Drop the pictures from the entries below, then reproduce the rest exactly.

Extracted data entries
☆ ☆ ☆ ☆
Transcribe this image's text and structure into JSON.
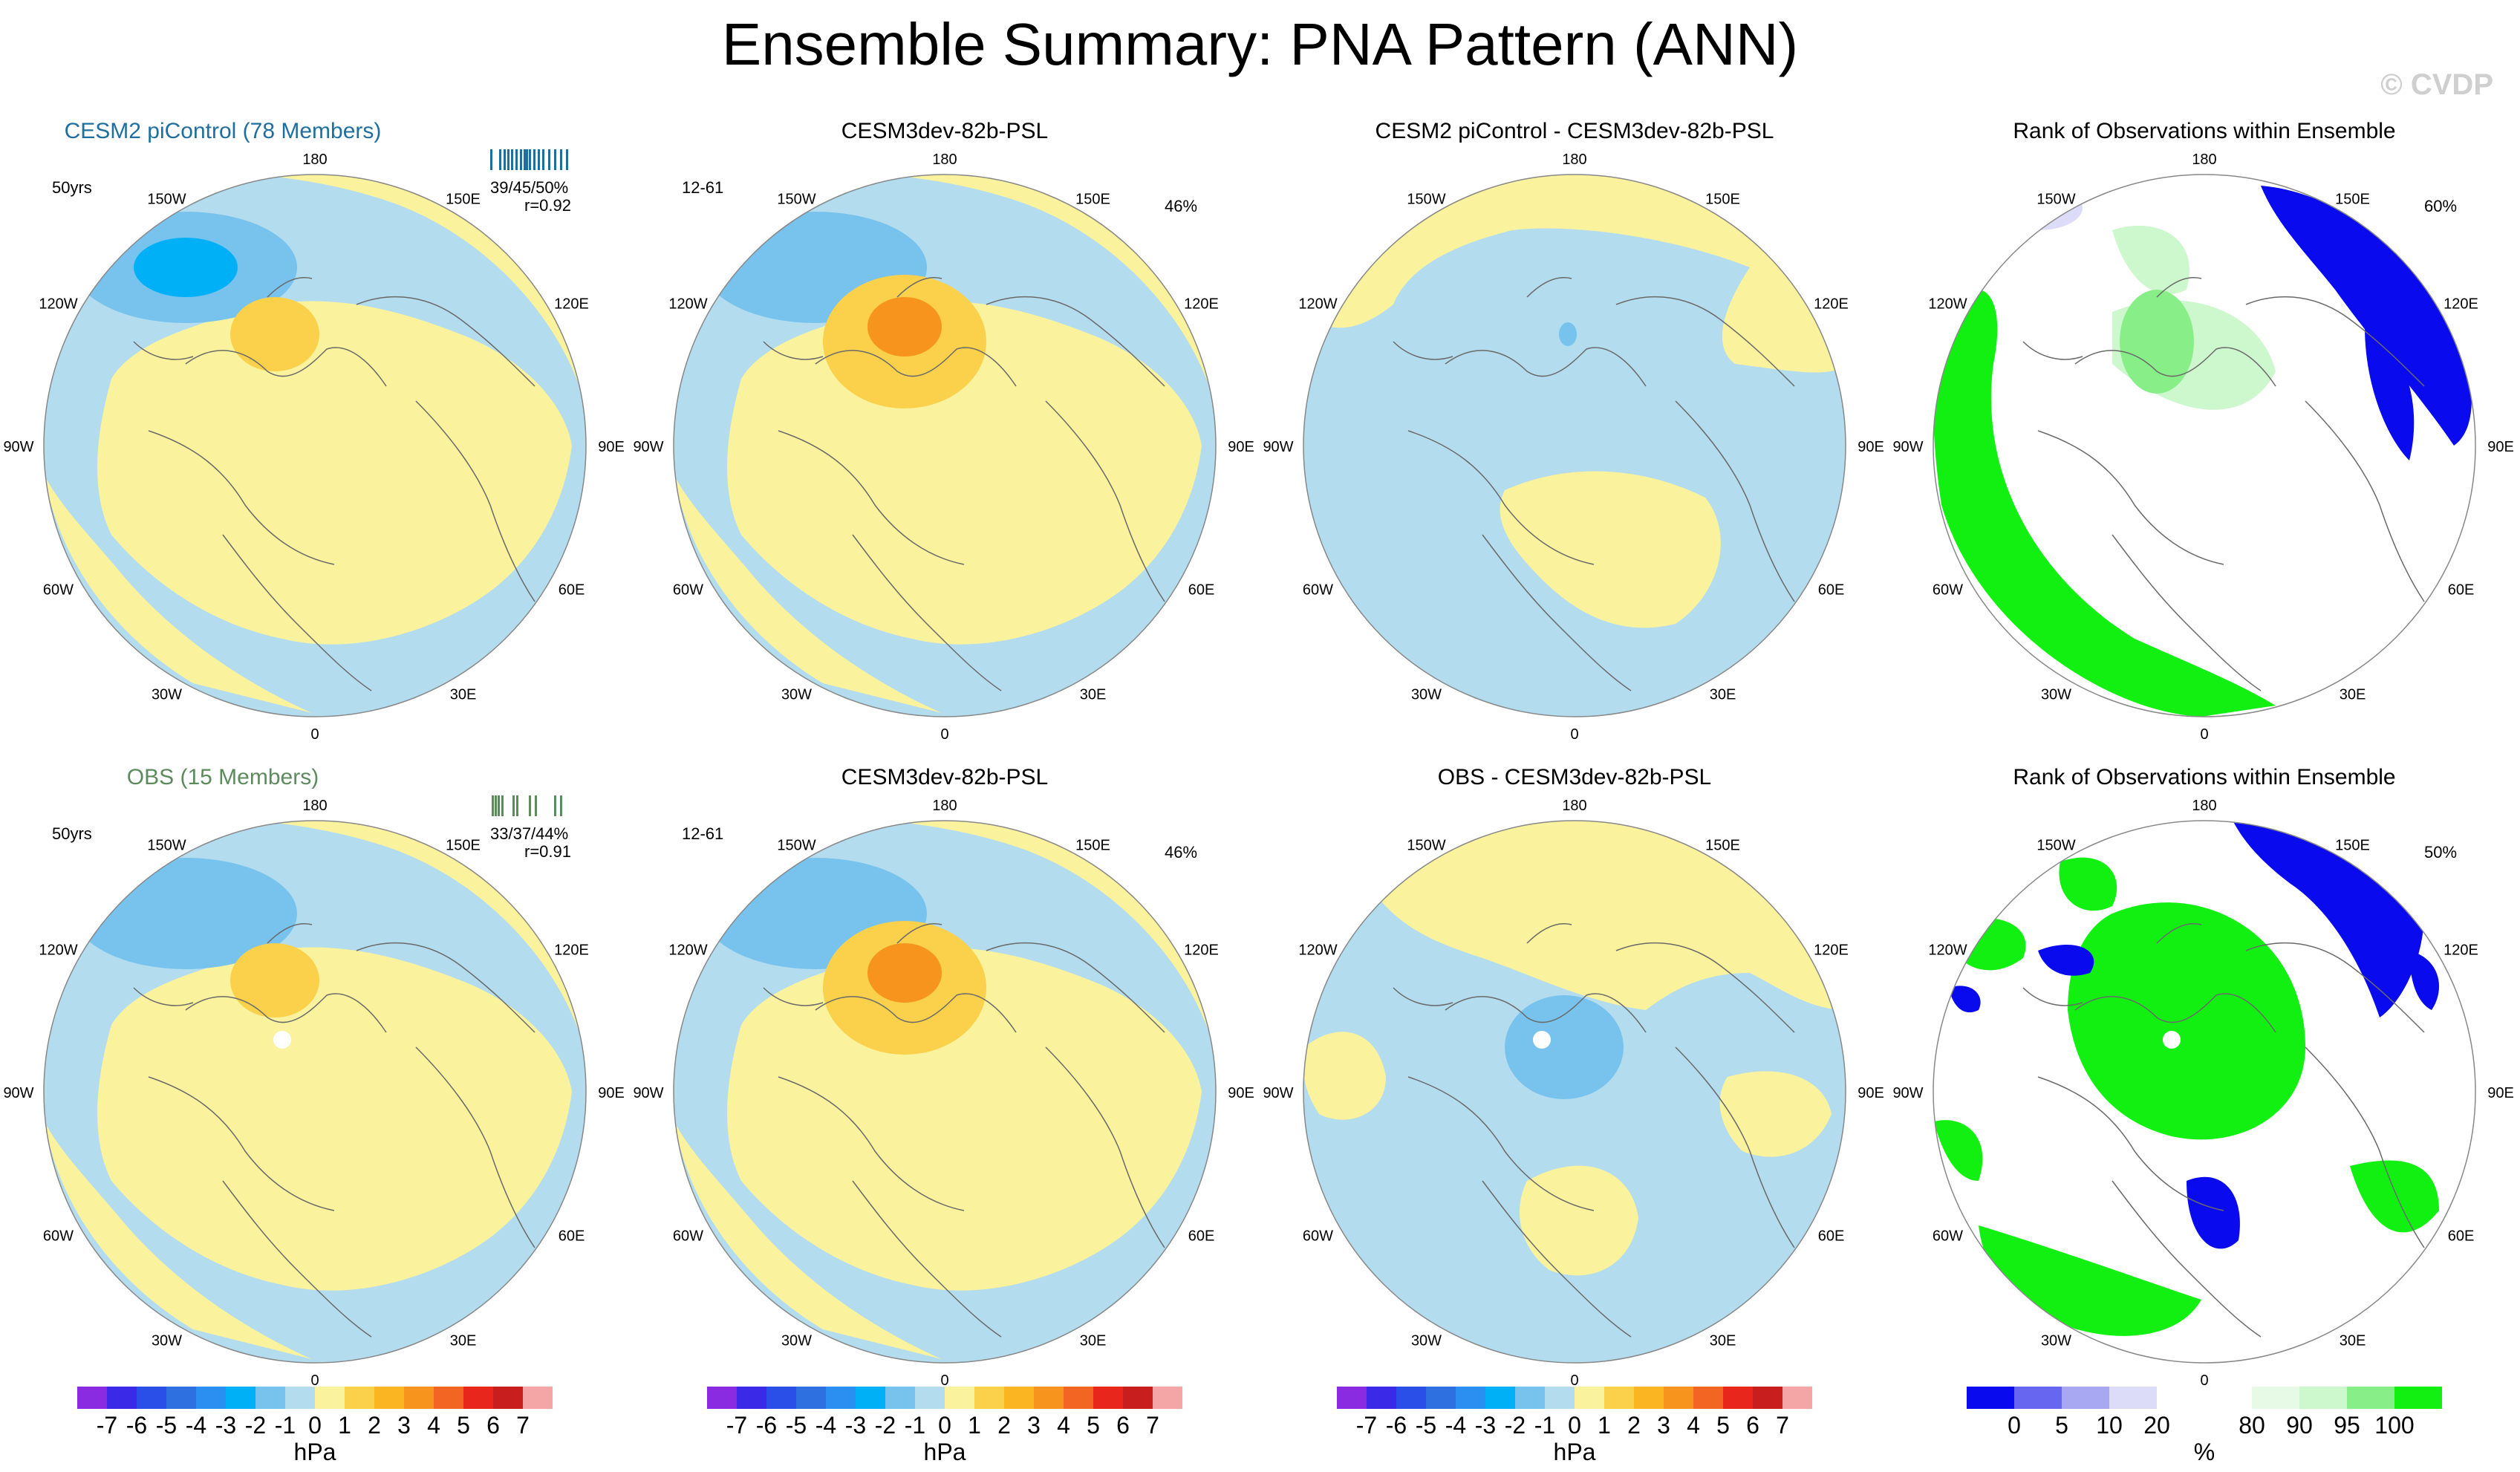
{
  "title": "Ensemble Summary: PNA Pattern (ANN)",
  "copyright": "© CVDP",
  "colors": {
    "ocean_blue": "#b3dcef",
    "light_yellow": "#faf29c",
    "blue1": "#77c3ed",
    "blue2": "#33b8f0",
    "blue3": "#00b0f6",
    "orange1": "#fbd04a",
    "orange2": "#fbb422",
    "orange3": "#f7941d",
    "rank_blue": "#0a0aee",
    "rank_green": "#11f011",
    "rank_lightgreen": "#cdf7cd",
    "rank_white": "#ffffff",
    "title_blue": "#1e6f9f",
    "title_green": "#5e8b5e"
  },
  "panels": [
    {
      "title": "CESM2 piControl (78 Members)",
      "corner": "50yrs",
      "stat_line1": "39/45/50%",
      "stat_line2": "r=0.92",
      "pct": ""
    },
    {
      "title": "CESM3dev-82b-PSL",
      "corner": "12-61",
      "stat_line1": "",
      "stat_line2": "",
      "pct": "46%"
    },
    {
      "title": "CESM2 piControl - CESM3dev-82b-PSL",
      "corner": "",
      "stat_line1": "",
      "stat_line2": "",
      "pct": ""
    },
    {
      "title": "Rank of Observations within Ensemble",
      "corner": "",
      "stat_line1": "",
      "stat_line2": "",
      "pct": "60%"
    },
    {
      "title": "OBS (15 Members)",
      "corner": "50yrs",
      "stat_line1": "33/37/44%",
      "stat_line2": "r=0.91",
      "pct": ""
    },
    {
      "title": "CESM3dev-82b-PSL",
      "corner": "12-61",
      "stat_line1": "",
      "stat_line2": "",
      "pct": "46%"
    },
    {
      "title": "OBS - CESM3dev-82b-PSL",
      "corner": "",
      "stat_line1": "",
      "stat_line2": "",
      "pct": ""
    },
    {
      "title": "Rank of Observations within Ensemble",
      "corner": "",
      "stat_line1": "",
      "stat_line2": "",
      "pct": "50%"
    }
  ],
  "map_labels": [
    "180",
    "150E",
    "120E",
    "90E",
    "60E",
    "30E",
    "0",
    "30W",
    "60W",
    "90W",
    "120W",
    "150W"
  ],
  "chart_data": {
    "type": "heatmap",
    "title": "Ensemble Summary: PNA Pattern (ANN)",
    "projection": "polar stereographic (North Pole)",
    "longitude_labels": [
      "180",
      "150E",
      "120E",
      "90E",
      "60E",
      "30E",
      "0",
      "30W",
      "60W",
      "90W",
      "120W",
      "150W"
    ],
    "colorbars": [
      {
        "units": "hPa",
        "levels": [
          "-7",
          "-6",
          "-5",
          "-4",
          "-3",
          "-2",
          "-1",
          "0",
          "1",
          "2",
          "3",
          "4",
          "5",
          "6",
          "7"
        ],
        "colors": [
          "#8a2be2",
          "#3a2ae8",
          "#2a4fe8",
          "#2e70e0",
          "#2a8ff0",
          "#00b0f6",
          "#77c3ed",
          "#b3dcef",
          "#faf29c",
          "#fbd04a",
          "#fbb422",
          "#f7941d",
          "#f26522",
          "#e8261c",
          "#c81e1e",
          "#f4a6a6"
        ]
      },
      {
        "units": "hPa",
        "levels": [
          "-7",
          "-6",
          "-5",
          "-4",
          "-3",
          "-2",
          "-1",
          "0",
          "1",
          "2",
          "3",
          "4",
          "5",
          "6",
          "7"
        ],
        "colors": [
          "#8a2be2",
          "#3a2ae8",
          "#2a4fe8",
          "#2e70e0",
          "#2a8ff0",
          "#00b0f6",
          "#77c3ed",
          "#b3dcef",
          "#faf29c",
          "#fbd04a",
          "#fbb422",
          "#f7941d",
          "#f26522",
          "#e8261c",
          "#c81e1e",
          "#f4a6a6"
        ]
      },
      {
        "units": "hPa",
        "levels": [
          "-7",
          "-6",
          "-5",
          "-4",
          "-3",
          "-2",
          "-1",
          "0",
          "1",
          "2",
          "3",
          "4",
          "5",
          "6",
          "7"
        ],
        "colors": [
          "#8a2be2",
          "#3a2ae8",
          "#2a4fe8",
          "#2e70e0",
          "#2a8ff0",
          "#00b0f6",
          "#77c3ed",
          "#b3dcef",
          "#faf29c",
          "#fbd04a",
          "#fbb422",
          "#f7941d",
          "#f26522",
          "#e8261c",
          "#c81e1e",
          "#f4a6a6"
        ]
      },
      {
        "units": "%",
        "levels": [
          "0",
          "5",
          "10",
          "20",
          "80",
          "90",
          "95",
          "100"
        ],
        "colors": [
          "#0a0aee",
          "#6666f0",
          "#a8a8f2",
          "#dcdcf8",
          "#ffffff",
          "#ffffff",
          "#e6fae6",
          "#cdf7cd",
          "#88ee88",
          "#11f011"
        ]
      }
    ]
  }
}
☆ ☆ ☆ ☆
**Solution for this problem:**
Transcribe this image's text and structure into JSON.
{
  "title": "Ensemble Summary: PNA Pattern (ANN)",
  "copyright": "© CVDP",
  "colors": {
    "ocean_blue": "#b3dcef",
    "light_yellow": "#faf29c",
    "blue1": "#77c3ed",
    "blue2": "#33b8f0",
    "blue3": "#00b0f6",
    "orange1": "#fbd04a",
    "orange2": "#fbb422",
    "orange3": "#f7941d",
    "rank_blue": "#0a0aee",
    "rank_green": "#11f011",
    "rank_lightgreen": "#cdf7cd",
    "rank_white": "#ffffff",
    "title_blue": "#1e6f9f",
    "title_green": "#5e8b5e"
  },
  "panels": [
    {
      "title": "CESM2 piControl (78 Members)",
      "corner": "50yrs",
      "stat_line1": "39/45/50%",
      "stat_line2": "r=0.92",
      "pct": ""
    },
    {
      "title": "CESM3dev-82b-PSL",
      "corner": "12-61",
      "stat_line1": "",
      "stat_line2": "",
      "pct": "46%"
    },
    {
      "title": "CESM2 piControl - CESM3dev-82b-PSL",
      "corner": "",
      "stat_line1": "",
      "stat_line2": "",
      "pct": ""
    },
    {
      "title": "Rank of Observations within Ensemble",
      "corner": "",
      "stat_line1": "",
      "stat_line2": "",
      "pct": "60%"
    },
    {
      "title": "OBS (15 Members)",
      "corner": "50yrs",
      "stat_line1": "33/37/44%",
      "stat_line2": "r=0.91",
      "pct": ""
    },
    {
      "title": "CESM3dev-82b-PSL",
      "corner": "12-61",
      "stat_line1": "",
      "stat_line2": "",
      "pct": "46%"
    },
    {
      "title": "OBS - CESM3dev-82b-PSL",
      "corner": "",
      "stat_line1": "",
      "stat_line2": "",
      "pct": ""
    },
    {
      "title": "Rank of Observations within Ensemble",
      "corner": "",
      "stat_line1": "",
      "stat_line2": "",
      "pct": "50%"
    }
  ],
  "map_labels": [
    "180",
    "150E",
    "120E",
    "90E",
    "60E",
    "30E",
    "0",
    "30W",
    "60W",
    "90W",
    "120W",
    "150W"
  ],
  "chart_data": {
    "type": "heatmap",
    "title": "Ensemble Summary: PNA Pattern (ANN)",
    "projection": "polar stereographic (North Pole)",
    "longitude_labels": [
      "180",
      "150E",
      "120E",
      "90E",
      "60E",
      "30E",
      "0",
      "30W",
      "60W",
      "90W",
      "120W",
      "150W"
    ],
    "colorbars": [
      {
        "units": "hPa",
        "levels": [
          "-7",
          "-6",
          "-5",
          "-4",
          "-3",
          "-2",
          "-1",
          "0",
          "1",
          "2",
          "3",
          "4",
          "5",
          "6",
          "7"
        ],
        "colors": [
          "#8a2be2",
          "#3a2ae8",
          "#2a4fe8",
          "#2e70e0",
          "#2a8ff0",
          "#00b0f6",
          "#77c3ed",
          "#b3dcef",
          "#faf29c",
          "#fbd04a",
          "#fbb422",
          "#f7941d",
          "#f26522",
          "#e8261c",
          "#c81e1e",
          "#f4a6a6"
        ]
      },
      {
        "units": "hPa",
        "levels": [
          "-7",
          "-6",
          "-5",
          "-4",
          "-3",
          "-2",
          "-1",
          "0",
          "1",
          "2",
          "3",
          "4",
          "5",
          "6",
          "7"
        ],
        "colors": [
          "#8a2be2",
          "#3a2ae8",
          "#2a4fe8",
          "#2e70e0",
          "#2a8ff0",
          "#00b0f6",
          "#77c3ed",
          "#b3dcef",
          "#faf29c",
          "#fbd04a",
          "#fbb422",
          "#f7941d",
          "#f26522",
          "#e8261c",
          "#c81e1e",
          "#f4a6a6"
        ]
      },
      {
        "units": "hPa",
        "levels": [
          "-7",
          "-6",
          "-5",
          "-4",
          "-3",
          "-2",
          "-1",
          "0",
          "1",
          "2",
          "3",
          "4",
          "5",
          "6",
          "7"
        ],
        "colors": [
          "#8a2be2",
          "#3a2ae8",
          "#2a4fe8",
          "#2e70e0",
          "#2a8ff0",
          "#00b0f6",
          "#77c3ed",
          "#b3dcef",
          "#faf29c",
          "#fbd04a",
          "#fbb422",
          "#f7941d",
          "#f26522",
          "#e8261c",
          "#c81e1e",
          "#f4a6a6"
        ]
      },
      {
        "units": "%",
        "levels": [
          "0",
          "5",
          "10",
          "20",
          "80",
          "90",
          "95",
          "100"
        ],
        "colors": [
          "#0a0aee",
          "#6666f0",
          "#a8a8f2",
          "#dcdcf8",
          "#ffffff",
          "#ffffff",
          "#e6fae6",
          "#cdf7cd",
          "#88ee88",
          "#11f011"
        ]
      }
    ]
  }
}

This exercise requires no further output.